Data extracted from a collection:
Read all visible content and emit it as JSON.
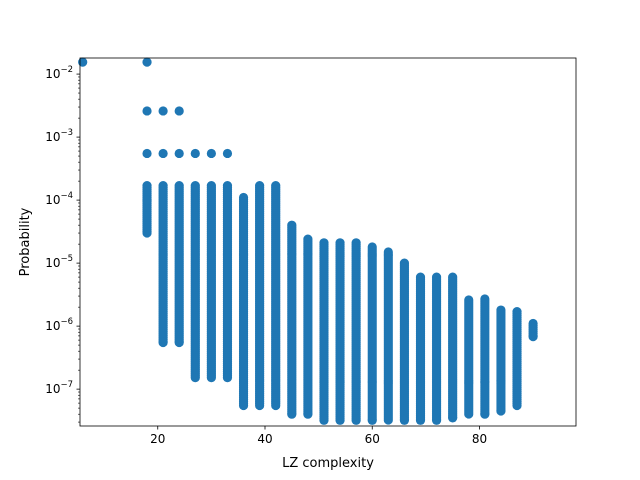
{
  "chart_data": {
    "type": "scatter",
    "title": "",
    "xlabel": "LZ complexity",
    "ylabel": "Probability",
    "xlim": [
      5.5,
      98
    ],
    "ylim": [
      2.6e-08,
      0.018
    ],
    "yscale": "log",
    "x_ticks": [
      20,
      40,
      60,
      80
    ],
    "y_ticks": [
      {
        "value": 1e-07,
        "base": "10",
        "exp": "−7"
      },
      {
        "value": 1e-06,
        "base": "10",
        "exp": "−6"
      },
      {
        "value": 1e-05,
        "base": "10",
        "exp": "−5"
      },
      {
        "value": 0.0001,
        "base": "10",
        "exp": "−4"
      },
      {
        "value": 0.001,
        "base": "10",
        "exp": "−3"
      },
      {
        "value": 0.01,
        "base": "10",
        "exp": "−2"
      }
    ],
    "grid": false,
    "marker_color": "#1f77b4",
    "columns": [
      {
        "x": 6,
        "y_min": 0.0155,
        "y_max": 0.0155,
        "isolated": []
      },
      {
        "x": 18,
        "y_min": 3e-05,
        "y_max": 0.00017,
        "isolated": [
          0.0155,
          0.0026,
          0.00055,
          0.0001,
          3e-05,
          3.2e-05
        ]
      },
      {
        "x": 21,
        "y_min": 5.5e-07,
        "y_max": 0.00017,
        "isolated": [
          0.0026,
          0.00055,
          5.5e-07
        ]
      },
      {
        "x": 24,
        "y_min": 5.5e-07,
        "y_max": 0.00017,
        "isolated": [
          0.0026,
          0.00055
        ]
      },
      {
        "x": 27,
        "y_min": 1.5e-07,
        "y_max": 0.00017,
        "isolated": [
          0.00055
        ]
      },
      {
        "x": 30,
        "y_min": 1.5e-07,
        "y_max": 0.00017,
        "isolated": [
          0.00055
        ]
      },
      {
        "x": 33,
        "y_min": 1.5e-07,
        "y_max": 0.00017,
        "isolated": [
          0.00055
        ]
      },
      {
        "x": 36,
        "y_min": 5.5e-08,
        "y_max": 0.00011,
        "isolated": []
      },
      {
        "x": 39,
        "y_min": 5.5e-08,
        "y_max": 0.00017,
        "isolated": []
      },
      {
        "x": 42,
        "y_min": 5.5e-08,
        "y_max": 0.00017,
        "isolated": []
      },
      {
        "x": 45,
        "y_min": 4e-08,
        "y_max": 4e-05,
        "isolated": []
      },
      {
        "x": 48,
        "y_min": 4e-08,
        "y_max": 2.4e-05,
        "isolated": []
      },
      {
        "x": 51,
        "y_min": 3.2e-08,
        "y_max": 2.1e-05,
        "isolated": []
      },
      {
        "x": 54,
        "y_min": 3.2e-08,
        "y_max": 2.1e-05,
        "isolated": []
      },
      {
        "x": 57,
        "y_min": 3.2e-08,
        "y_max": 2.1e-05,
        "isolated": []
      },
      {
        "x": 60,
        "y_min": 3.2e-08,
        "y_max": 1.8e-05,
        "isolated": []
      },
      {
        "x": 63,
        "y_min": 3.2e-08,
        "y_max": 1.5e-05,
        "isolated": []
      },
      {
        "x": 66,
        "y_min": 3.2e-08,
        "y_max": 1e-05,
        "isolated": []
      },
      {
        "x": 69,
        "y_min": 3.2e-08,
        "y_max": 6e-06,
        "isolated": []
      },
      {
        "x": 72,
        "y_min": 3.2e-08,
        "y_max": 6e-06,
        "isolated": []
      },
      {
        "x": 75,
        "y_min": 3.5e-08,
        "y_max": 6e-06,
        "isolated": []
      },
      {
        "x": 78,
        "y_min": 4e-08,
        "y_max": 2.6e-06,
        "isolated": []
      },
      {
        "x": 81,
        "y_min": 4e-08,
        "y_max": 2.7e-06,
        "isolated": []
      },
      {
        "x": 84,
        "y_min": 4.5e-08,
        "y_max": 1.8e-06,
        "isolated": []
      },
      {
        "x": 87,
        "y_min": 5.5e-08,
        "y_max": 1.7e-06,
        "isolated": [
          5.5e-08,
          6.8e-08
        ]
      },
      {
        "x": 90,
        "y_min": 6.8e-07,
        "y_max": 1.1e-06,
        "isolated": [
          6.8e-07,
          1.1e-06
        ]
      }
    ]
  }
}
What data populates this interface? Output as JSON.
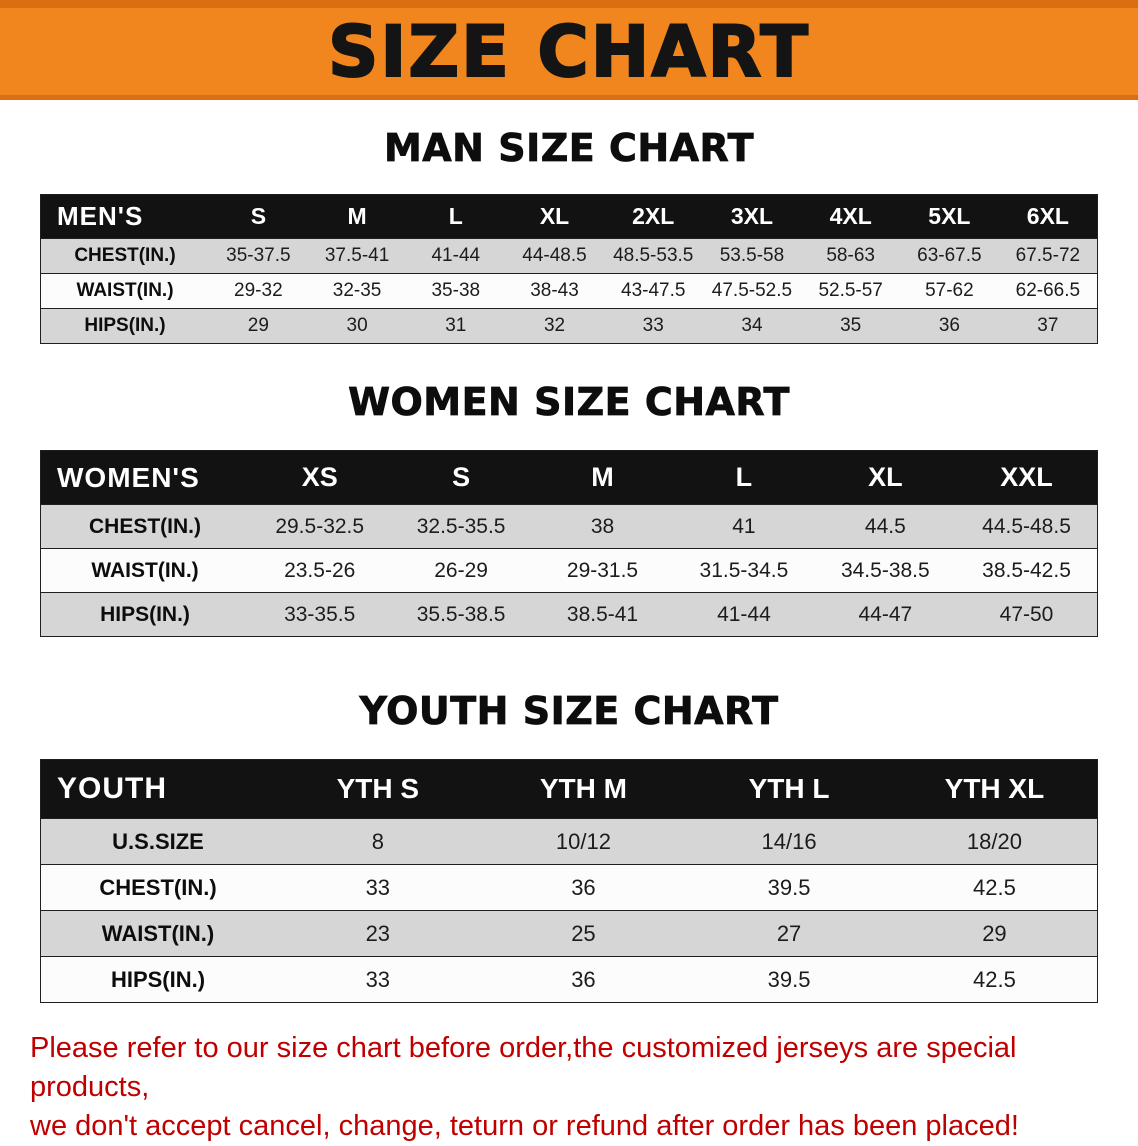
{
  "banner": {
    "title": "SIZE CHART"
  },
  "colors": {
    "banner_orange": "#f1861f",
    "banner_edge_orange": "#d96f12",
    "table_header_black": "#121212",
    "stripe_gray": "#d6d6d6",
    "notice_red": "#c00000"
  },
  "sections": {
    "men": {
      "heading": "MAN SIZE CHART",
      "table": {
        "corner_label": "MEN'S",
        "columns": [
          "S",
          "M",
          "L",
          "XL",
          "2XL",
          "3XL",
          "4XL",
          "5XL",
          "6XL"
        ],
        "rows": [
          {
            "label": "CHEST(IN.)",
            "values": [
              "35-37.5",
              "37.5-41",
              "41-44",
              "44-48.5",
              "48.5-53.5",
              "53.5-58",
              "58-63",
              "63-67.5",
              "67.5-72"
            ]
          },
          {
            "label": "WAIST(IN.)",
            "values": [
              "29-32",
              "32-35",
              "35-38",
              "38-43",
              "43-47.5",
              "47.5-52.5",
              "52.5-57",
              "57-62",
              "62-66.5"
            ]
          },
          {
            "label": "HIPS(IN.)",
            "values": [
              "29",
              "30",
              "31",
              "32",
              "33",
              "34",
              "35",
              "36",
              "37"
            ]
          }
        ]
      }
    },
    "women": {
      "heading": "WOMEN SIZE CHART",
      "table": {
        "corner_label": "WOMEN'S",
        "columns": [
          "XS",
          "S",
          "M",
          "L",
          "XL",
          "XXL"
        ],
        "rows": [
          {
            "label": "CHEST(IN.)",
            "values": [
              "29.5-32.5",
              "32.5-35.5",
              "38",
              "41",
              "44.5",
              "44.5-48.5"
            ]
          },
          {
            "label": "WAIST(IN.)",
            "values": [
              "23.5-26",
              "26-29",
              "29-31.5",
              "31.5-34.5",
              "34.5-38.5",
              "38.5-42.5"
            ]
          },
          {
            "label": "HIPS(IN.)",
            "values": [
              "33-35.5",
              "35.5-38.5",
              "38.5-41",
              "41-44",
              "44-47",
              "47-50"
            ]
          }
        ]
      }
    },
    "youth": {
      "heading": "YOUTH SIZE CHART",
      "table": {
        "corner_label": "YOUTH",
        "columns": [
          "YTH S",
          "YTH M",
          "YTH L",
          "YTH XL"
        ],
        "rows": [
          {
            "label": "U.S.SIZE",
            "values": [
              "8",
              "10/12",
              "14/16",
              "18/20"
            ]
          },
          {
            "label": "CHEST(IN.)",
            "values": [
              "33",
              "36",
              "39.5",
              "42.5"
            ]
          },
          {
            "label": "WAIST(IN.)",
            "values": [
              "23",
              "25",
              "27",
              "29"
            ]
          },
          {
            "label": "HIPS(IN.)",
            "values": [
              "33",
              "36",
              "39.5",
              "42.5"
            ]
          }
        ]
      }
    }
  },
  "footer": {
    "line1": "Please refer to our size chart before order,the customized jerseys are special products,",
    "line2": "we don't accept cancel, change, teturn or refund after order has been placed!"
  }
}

▶ _What you have to do_: All of the data above should be quoted exactly, except for the pictures.

▶ _Output below_:
Read all visible content and emit it as JSON.
{
  "chart_data": {
    "type": "scatter",
    "title": "",
    "xlabel": "LZ complexity",
    "ylabel": "Probability",
    "xlim": [
      5.5,
      98
    ],
    "ylim": [
      2.6e-08,
      0.018
    ],
    "yscale": "log",
    "x_ticks": [
      20,
      40,
      60,
      80
    ],
    "y_ticks": [
      {
        "value": 1e-07,
        "base": "10",
        "exp": "−7"
      },
      {
        "value": 1e-06,
        "base": "10",
        "exp": "−6"
      },
      {
        "value": 1e-05,
        "base": "10",
        "exp": "−5"
      },
      {
        "value": 0.0001,
        "base": "10",
        "exp": "−4"
      },
      {
        "value": 0.001,
        "base": "10",
        "exp": "−3"
      },
      {
        "value": 0.01,
        "base": "10",
        "exp": "−2"
      }
    ],
    "grid": false,
    "marker_color": "#1f77b4",
    "columns": [
      {
        "x": 6,
        "y_min": 0.0155,
        "y_max": 0.0155,
        "isolated": []
      },
      {
        "x": 18,
        "y_min": 3e-05,
        "y_max": 0.00017,
        "isolated": [
          0.0155,
          0.0026,
          0.00055,
          0.0001,
          3e-05,
          3.2e-05
        ]
      },
      {
        "x": 21,
        "y_min": 5.5e-07,
        "y_max": 0.00017,
        "isolated": [
          0.0026,
          0.00055,
          5.5e-07
        ]
      },
      {
        "x": 24,
        "y_min": 5.5e-07,
        "y_max": 0.00017,
        "isolated": [
          0.0026,
          0.00055
        ]
      },
      {
        "x": 27,
        "y_min": 1.5e-07,
        "y_max": 0.00017,
        "isolated": [
          0.00055
        ]
      },
      {
        "x": 30,
        "y_min": 1.5e-07,
        "y_max": 0.00017,
        "isolated": [
          0.00055
        ]
      },
      {
        "x": 33,
        "y_min": 1.5e-07,
        "y_max": 0.00017,
        "isolated": [
          0.00055
        ]
      },
      {
        "x": 36,
        "y_min": 5.5e-08,
        "y_max": 0.00011,
        "isolated": []
      },
      {
        "x": 39,
        "y_min": 5.5e-08,
        "y_max": 0.00017,
        "isolated": []
      },
      {
        "x": 42,
        "y_min": 5.5e-08,
        "y_max": 0.00017,
        "isolated": []
      },
      {
        "x": 45,
        "y_min": 4e-08,
        "y_max": 4e-05,
        "isolated": []
      },
      {
        "x": 48,
        "y_min": 4e-08,
        "y_max": 2.4e-05,
        "isolated": []
      },
      {
        "x": 51,
        "y_min": 3.2e-08,
        "y_max": 2.1e-05,
        "isolated": []
      },
      {
        "x": 54,
        "y_min": 3.2e-08,
        "y_max": 2.1e-05,
        "isolated": []
      },
      {
        "x": 57,
        "y_min": 3.2e-08,
        "y_max": 2.1e-05,
        "isolated": []
      },
      {
        "x": 60,
        "y_min": 3.2e-08,
        "y_max": 1.8e-05,
        "isolated": []
      },
      {
        "x": 63,
        "y_min": 3.2e-08,
        "y_max": 1.5e-05,
        "isolated": []
      },
      {
        "x": 66,
        "y_min": 3.2e-08,
        "y_max": 1e-05,
        "isolated": []
      },
      {
        "x": 69,
        "y_min": 3.2e-08,
        "y_max": 6e-06,
        "isolated": []
      },
      {
        "x": 72,
        "y_min": 3.2e-08,
        "y_max": 6e-06,
        "isolated": []
      },
      {
        "x": 75,
        "y_min": 3.5e-08,
        "y_max": 6e-06,
        "isolated": []
      },
      {
        "x": 78,
        "y_min": 4e-08,
        "y_max": 2.6e-06,
        "isolated": []
      },
      {
        "x": 81,
        "y_min": 4e-08,
        "y_max": 2.7e-06,
        "isolated": []
      },
      {
        "x": 84,
        "y_min": 4.5e-08,
        "y_max": 1.8e-06,
        "isolated": []
      },
      {
        "x": 87,
        "y_min": 5.5e-08,
        "y_max": 1.7e-06,
        "isolated": [
          5.5e-08,
          6.8e-08
        ]
      },
      {
        "x": 90,
        "y_min": 6.8e-07,
        "y_max": 1.1e-06,
        "isolated": [
          6.8e-07,
          1.1e-06
        ]
      }
    ]
  }
}
What data populates this interface? Output as JSON.
{
  "banner": {
    "title": "SIZE CHART"
  },
  "colors": {
    "banner_orange": "#f1861f",
    "banner_edge_orange": "#d96f12",
    "table_header_black": "#121212",
    "stripe_gray": "#d6d6d6",
    "notice_red": "#c00000"
  },
  "sections": {
    "men": {
      "heading": "MAN SIZE CHART",
      "table": {
        "corner_label": "MEN'S",
        "columns": [
          "S",
          "M",
          "L",
          "XL",
          "2XL",
          "3XL",
          "4XL",
          "5XL",
          "6XL"
        ],
        "rows": [
          {
            "label": "CHEST(IN.)",
            "values": [
              "35-37.5",
              "37.5-41",
              "41-44",
              "44-48.5",
              "48.5-53.5",
              "53.5-58",
              "58-63",
              "63-67.5",
              "67.5-72"
            ]
          },
          {
            "label": "WAIST(IN.)",
            "values": [
              "29-32",
              "32-35",
              "35-38",
              "38-43",
              "43-47.5",
              "47.5-52.5",
              "52.5-57",
              "57-62",
              "62-66.5"
            ]
          },
          {
            "label": "HIPS(IN.)",
            "values": [
              "29",
              "30",
              "31",
              "32",
              "33",
              "34",
              "35",
              "36",
              "37"
            ]
          }
        ]
      }
    },
    "women": {
      "heading": "WOMEN SIZE CHART",
      "table": {
        "corner_label": "WOMEN'S",
        "columns": [
          "XS",
          "S",
          "M",
          "L",
          "XL",
          "XXL"
        ],
        "rows": [
          {
            "label": "CHEST(IN.)",
            "values": [
              "29.5-32.5",
              "32.5-35.5",
              "38",
              "41",
              "44.5",
              "44.5-48.5"
            ]
          },
          {
            "label": "WAIST(IN.)",
            "values": [
              "23.5-26",
              "26-29",
              "29-31.5",
              "31.5-34.5",
              "34.5-38.5",
              "38.5-42.5"
            ]
          },
          {
            "label": "HIPS(IN.)",
            "values": [
              "33-35.5",
              "35.5-38.5",
              "38.5-41",
              "41-44",
              "44-47",
              "47-50"
            ]
          }
        ]
      }
    },
    "youth": {
      "heading": "YOUTH SIZE CHART",
      "table": {
        "corner_label": "YOUTH",
        "columns": [
          "YTH S",
          "YTH M",
          "YTH L",
          "YTH XL"
        ],
        "rows": [
          {
            "label": "U.S.SIZE",
            "values": [
              "8",
              "10/12",
              "14/16",
              "18/20"
            ]
          },
          {
            "label": "CHEST(IN.)",
            "values": [
              "33",
              "36",
              "39.5",
              "42.5"
            ]
          },
          {
            "label": "WAIST(IN.)",
            "values": [
              "23",
              "25",
              "27",
              "29"
            ]
          },
          {
            "label": "HIPS(IN.)",
            "values": [
              "33",
              "36",
              "39.5",
              "42.5"
            ]
          }
        ]
      }
    }
  },
  "footer": {
    "line1": "Please refer to our size chart before order,the customized jerseys are special products,",
    "line2": "we don't accept cancel, change, teturn or refund after order has been placed!"
  }
}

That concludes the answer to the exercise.